● **Set task**
Read through the data and count the lines that contain the string "انظر"; give only the result.

● **Provided data**
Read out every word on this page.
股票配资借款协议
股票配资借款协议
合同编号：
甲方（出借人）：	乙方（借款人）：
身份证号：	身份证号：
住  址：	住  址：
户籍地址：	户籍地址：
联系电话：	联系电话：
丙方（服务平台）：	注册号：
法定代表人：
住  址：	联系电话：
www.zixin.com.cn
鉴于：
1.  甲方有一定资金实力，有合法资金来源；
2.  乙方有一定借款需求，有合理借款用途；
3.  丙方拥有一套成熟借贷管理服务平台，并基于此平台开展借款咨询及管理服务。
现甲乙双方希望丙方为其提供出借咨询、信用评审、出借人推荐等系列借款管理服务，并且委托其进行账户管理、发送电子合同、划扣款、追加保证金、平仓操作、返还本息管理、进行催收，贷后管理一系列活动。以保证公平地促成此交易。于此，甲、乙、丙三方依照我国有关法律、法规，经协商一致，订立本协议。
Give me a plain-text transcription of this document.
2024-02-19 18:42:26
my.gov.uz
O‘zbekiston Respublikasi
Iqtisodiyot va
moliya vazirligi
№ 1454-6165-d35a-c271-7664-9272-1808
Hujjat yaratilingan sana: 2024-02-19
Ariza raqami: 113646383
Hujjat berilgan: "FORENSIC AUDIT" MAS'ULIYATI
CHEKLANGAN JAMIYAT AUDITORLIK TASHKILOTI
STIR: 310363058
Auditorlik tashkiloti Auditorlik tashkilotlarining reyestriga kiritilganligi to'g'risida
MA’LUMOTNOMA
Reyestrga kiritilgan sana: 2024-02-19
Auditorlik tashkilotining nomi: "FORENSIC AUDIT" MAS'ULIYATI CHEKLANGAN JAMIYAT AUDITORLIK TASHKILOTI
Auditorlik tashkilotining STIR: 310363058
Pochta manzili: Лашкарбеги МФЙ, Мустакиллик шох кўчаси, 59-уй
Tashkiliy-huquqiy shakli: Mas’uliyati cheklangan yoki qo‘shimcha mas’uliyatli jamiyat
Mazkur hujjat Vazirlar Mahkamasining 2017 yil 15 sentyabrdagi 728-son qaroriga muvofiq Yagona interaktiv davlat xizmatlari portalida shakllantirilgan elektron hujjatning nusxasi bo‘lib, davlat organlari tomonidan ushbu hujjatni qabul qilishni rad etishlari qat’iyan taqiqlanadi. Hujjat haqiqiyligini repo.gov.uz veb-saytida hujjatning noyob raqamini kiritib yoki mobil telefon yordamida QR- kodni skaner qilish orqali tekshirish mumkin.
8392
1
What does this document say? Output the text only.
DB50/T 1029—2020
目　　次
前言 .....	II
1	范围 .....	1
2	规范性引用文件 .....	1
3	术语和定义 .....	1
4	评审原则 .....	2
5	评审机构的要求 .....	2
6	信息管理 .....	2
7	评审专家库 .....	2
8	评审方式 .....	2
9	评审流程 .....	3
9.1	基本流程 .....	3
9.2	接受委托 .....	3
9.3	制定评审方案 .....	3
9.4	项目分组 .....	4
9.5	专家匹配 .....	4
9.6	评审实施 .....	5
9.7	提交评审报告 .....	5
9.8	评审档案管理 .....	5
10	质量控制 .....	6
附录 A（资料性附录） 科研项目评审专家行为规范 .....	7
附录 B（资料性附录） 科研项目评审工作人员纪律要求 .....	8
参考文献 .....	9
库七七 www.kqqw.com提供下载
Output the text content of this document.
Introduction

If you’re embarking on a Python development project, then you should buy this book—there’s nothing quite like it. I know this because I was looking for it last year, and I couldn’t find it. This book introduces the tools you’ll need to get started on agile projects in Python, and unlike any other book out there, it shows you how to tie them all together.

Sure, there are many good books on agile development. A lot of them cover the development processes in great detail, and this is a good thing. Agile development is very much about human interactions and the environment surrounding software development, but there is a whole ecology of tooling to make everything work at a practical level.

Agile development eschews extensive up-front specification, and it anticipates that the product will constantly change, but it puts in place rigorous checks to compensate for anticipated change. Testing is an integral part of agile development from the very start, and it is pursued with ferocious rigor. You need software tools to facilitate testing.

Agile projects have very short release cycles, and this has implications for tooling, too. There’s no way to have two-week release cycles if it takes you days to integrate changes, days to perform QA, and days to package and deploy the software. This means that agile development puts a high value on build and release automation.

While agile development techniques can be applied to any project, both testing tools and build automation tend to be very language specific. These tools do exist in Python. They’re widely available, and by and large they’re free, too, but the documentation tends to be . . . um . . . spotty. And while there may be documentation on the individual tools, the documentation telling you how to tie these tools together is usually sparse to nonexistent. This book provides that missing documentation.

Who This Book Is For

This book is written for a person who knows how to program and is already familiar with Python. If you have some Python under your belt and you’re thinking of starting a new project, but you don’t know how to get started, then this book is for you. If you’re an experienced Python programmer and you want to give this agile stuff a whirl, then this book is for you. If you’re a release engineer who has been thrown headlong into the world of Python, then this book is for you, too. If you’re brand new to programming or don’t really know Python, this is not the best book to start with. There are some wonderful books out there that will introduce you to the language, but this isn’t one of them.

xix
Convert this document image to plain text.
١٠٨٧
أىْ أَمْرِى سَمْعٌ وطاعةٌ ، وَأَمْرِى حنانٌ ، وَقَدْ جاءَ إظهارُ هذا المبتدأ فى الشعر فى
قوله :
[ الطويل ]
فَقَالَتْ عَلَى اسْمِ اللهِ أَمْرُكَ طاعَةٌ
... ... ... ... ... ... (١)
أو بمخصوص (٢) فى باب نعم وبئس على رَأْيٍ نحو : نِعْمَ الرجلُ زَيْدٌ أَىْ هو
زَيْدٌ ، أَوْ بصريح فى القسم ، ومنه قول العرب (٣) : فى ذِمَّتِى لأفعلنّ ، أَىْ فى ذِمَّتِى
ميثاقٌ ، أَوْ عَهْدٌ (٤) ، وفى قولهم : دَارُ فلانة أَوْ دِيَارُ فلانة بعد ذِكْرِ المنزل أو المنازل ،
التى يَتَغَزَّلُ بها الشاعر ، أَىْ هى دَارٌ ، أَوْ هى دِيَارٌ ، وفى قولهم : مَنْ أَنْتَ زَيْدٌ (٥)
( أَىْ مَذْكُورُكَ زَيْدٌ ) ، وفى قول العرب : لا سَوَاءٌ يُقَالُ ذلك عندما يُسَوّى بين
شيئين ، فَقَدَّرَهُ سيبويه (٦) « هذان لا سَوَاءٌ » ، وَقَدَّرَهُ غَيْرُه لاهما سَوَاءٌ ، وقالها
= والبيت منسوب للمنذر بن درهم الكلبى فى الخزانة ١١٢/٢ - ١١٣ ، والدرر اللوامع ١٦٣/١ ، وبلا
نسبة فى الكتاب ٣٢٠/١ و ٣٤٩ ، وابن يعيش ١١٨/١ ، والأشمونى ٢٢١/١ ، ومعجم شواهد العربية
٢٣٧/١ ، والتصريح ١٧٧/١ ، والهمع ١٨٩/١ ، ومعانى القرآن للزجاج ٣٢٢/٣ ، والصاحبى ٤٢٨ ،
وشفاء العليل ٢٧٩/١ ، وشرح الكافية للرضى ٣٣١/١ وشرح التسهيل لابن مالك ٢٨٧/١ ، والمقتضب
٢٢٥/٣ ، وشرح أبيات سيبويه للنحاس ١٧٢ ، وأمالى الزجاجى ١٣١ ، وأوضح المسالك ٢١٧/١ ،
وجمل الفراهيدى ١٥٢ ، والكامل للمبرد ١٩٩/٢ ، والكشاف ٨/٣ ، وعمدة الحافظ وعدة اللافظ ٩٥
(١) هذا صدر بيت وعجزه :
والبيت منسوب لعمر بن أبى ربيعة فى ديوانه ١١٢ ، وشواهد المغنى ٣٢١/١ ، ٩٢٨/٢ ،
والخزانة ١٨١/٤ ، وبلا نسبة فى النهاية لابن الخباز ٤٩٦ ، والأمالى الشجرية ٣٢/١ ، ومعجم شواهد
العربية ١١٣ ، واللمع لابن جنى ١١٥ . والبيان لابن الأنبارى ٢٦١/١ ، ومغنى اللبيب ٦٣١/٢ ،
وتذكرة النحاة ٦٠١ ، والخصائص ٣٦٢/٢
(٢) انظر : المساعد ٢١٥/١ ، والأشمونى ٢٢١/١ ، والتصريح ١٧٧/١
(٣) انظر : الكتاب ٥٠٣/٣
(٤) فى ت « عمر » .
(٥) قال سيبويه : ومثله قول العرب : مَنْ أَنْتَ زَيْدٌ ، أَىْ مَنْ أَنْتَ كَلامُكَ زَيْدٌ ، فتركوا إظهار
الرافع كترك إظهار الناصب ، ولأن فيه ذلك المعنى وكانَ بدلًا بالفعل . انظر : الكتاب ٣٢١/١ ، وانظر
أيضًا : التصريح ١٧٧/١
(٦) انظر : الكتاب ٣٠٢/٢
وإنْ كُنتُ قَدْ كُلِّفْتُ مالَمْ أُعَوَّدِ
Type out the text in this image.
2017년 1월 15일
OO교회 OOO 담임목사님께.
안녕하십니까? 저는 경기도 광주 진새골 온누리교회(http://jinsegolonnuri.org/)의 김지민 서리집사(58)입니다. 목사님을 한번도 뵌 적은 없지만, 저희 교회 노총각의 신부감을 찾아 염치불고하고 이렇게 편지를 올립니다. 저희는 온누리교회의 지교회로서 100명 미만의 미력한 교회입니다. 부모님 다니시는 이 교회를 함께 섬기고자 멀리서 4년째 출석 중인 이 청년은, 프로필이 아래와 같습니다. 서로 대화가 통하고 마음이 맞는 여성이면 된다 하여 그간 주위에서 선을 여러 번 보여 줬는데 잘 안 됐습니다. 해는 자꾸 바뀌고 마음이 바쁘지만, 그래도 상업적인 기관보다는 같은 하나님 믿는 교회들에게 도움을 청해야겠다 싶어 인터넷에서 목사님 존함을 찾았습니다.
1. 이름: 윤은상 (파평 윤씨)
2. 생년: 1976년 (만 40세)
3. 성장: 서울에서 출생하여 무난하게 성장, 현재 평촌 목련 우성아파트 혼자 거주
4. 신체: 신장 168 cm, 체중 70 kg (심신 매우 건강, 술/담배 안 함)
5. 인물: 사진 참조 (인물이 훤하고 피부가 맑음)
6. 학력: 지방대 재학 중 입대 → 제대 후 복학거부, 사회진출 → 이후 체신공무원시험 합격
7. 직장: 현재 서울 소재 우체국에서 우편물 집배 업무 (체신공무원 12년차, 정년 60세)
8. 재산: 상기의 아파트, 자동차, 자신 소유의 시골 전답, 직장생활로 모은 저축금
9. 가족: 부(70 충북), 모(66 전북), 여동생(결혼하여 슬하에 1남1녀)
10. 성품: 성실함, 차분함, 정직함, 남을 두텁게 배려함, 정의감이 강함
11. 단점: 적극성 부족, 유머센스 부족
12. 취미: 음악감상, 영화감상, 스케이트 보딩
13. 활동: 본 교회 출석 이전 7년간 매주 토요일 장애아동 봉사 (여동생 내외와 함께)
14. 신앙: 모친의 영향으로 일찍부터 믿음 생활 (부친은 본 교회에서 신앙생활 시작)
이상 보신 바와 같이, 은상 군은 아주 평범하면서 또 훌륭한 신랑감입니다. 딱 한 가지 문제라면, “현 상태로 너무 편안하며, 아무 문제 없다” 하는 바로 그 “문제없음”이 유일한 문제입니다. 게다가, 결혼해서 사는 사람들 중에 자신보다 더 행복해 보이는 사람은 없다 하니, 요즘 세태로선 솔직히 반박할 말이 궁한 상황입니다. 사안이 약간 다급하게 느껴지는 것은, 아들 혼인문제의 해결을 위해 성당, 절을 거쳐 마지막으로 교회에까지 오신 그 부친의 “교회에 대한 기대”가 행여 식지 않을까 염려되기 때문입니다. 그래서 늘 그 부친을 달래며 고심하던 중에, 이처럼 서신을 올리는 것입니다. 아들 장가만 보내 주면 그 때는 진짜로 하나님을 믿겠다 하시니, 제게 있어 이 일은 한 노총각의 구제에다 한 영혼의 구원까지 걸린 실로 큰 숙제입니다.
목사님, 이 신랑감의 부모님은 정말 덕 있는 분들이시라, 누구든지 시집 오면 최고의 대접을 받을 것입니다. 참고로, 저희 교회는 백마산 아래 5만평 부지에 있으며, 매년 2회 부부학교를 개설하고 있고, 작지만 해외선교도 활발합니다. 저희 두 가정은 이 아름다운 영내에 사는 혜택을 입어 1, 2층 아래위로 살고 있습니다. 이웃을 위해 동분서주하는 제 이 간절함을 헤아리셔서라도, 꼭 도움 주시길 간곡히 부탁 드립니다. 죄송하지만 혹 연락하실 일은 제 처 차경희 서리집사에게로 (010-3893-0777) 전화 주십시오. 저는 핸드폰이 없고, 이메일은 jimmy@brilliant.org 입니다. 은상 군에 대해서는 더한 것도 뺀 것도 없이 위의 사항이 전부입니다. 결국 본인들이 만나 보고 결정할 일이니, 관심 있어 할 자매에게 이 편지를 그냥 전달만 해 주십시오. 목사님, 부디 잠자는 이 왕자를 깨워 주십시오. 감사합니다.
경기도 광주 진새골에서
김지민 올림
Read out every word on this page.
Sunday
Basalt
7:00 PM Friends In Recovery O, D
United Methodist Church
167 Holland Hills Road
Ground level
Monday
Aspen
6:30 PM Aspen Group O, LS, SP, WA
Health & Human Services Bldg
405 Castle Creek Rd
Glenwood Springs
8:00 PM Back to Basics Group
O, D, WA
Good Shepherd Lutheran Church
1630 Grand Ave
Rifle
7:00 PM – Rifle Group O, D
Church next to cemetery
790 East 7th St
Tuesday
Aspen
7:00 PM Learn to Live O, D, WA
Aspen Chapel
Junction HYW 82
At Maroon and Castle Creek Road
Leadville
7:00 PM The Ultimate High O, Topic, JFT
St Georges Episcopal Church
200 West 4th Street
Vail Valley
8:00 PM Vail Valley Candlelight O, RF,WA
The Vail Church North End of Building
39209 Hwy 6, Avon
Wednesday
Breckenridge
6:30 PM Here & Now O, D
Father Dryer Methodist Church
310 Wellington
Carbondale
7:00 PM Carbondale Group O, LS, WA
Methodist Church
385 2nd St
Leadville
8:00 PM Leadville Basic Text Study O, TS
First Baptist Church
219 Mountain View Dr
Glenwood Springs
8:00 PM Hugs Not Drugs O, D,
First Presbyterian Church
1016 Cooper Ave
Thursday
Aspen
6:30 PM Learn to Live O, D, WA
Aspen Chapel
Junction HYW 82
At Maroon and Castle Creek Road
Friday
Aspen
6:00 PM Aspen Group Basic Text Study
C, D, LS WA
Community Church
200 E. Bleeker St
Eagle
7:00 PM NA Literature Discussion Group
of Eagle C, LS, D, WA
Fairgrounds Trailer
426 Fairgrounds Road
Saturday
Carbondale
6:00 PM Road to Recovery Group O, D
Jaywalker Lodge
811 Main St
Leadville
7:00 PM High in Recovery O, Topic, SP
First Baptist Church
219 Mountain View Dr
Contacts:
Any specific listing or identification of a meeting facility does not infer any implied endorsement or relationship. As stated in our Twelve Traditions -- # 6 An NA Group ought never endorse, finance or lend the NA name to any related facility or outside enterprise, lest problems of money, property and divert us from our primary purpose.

● **Response below**
4